**Problem to work on:** Give the count of lines holding the string "palette" and nothing else.

**Record list:**
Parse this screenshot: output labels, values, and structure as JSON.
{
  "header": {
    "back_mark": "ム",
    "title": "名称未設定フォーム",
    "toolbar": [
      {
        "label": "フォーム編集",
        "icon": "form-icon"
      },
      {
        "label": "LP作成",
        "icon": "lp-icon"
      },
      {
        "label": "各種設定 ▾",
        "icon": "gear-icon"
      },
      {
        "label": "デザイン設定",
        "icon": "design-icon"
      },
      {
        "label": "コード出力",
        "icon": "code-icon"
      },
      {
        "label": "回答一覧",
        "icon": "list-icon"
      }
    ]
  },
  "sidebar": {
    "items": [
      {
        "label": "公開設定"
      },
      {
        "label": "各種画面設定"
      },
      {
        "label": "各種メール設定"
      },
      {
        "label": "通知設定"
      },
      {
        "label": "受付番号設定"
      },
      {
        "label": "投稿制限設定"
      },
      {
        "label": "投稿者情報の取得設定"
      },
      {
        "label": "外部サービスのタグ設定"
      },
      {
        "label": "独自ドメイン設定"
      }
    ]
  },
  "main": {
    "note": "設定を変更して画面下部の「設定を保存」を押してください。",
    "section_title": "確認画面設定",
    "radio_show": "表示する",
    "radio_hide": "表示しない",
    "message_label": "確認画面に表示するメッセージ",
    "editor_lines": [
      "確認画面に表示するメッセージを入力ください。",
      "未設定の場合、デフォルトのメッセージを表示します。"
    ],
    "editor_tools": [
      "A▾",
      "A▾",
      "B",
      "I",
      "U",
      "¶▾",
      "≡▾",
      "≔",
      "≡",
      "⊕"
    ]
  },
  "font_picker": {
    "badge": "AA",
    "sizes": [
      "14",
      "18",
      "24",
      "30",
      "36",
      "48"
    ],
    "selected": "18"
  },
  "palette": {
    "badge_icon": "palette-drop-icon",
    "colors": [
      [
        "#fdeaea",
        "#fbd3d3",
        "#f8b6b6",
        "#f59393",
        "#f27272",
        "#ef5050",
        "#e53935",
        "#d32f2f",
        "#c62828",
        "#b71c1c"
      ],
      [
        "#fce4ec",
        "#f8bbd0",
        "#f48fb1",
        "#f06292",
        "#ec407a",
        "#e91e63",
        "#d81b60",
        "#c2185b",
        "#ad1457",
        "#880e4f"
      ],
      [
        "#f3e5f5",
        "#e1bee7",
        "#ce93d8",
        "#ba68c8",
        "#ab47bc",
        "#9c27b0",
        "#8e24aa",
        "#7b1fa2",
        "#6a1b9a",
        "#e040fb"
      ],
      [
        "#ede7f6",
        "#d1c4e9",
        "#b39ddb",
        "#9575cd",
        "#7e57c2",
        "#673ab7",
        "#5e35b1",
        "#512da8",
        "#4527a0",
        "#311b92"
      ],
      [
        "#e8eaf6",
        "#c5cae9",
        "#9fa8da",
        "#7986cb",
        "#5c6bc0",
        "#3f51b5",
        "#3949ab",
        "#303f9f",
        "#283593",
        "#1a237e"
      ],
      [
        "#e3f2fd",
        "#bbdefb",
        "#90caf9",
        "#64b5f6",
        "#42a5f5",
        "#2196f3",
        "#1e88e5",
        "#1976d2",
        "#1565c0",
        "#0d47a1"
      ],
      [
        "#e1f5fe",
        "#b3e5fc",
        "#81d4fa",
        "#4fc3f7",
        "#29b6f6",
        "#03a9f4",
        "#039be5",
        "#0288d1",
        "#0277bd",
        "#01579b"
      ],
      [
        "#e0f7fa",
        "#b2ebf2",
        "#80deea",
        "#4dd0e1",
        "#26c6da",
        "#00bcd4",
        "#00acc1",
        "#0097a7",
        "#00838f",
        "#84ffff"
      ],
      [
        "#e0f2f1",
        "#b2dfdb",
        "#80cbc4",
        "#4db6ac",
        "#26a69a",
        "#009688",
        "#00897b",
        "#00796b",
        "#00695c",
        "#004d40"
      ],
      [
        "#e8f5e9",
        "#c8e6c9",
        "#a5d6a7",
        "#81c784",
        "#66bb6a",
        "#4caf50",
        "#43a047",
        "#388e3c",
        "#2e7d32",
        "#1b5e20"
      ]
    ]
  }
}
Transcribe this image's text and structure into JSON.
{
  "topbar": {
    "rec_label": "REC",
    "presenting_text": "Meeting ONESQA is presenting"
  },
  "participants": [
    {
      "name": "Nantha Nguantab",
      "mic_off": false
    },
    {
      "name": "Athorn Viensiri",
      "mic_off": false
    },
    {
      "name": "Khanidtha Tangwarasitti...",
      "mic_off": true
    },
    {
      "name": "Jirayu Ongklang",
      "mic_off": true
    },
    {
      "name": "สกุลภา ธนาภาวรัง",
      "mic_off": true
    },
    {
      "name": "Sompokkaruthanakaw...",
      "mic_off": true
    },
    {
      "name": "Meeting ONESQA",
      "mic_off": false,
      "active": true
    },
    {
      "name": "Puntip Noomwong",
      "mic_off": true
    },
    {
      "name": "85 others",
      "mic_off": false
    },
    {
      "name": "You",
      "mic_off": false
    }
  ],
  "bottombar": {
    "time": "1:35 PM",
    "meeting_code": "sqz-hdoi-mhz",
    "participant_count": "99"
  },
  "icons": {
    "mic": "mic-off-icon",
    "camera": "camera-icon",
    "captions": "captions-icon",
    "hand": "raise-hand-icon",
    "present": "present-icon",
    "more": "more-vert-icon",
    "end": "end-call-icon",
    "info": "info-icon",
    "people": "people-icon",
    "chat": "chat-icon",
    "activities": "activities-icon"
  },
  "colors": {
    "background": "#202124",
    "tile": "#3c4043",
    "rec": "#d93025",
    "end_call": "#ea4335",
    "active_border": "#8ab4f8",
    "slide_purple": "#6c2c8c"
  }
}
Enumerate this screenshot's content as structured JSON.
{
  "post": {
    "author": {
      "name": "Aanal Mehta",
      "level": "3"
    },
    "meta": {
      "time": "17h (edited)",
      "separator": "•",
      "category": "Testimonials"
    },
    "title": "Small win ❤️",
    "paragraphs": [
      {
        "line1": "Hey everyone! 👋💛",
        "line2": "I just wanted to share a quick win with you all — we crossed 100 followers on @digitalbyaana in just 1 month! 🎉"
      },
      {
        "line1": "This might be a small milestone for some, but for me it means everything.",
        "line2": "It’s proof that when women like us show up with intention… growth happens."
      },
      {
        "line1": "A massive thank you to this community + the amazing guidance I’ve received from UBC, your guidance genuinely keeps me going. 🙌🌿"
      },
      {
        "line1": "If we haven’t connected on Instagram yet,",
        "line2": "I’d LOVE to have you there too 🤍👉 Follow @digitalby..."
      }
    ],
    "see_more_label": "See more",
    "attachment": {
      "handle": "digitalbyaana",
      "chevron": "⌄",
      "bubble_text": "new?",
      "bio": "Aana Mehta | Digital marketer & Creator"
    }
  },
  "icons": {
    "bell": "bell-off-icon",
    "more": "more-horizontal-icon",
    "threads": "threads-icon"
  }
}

**Task output:** 2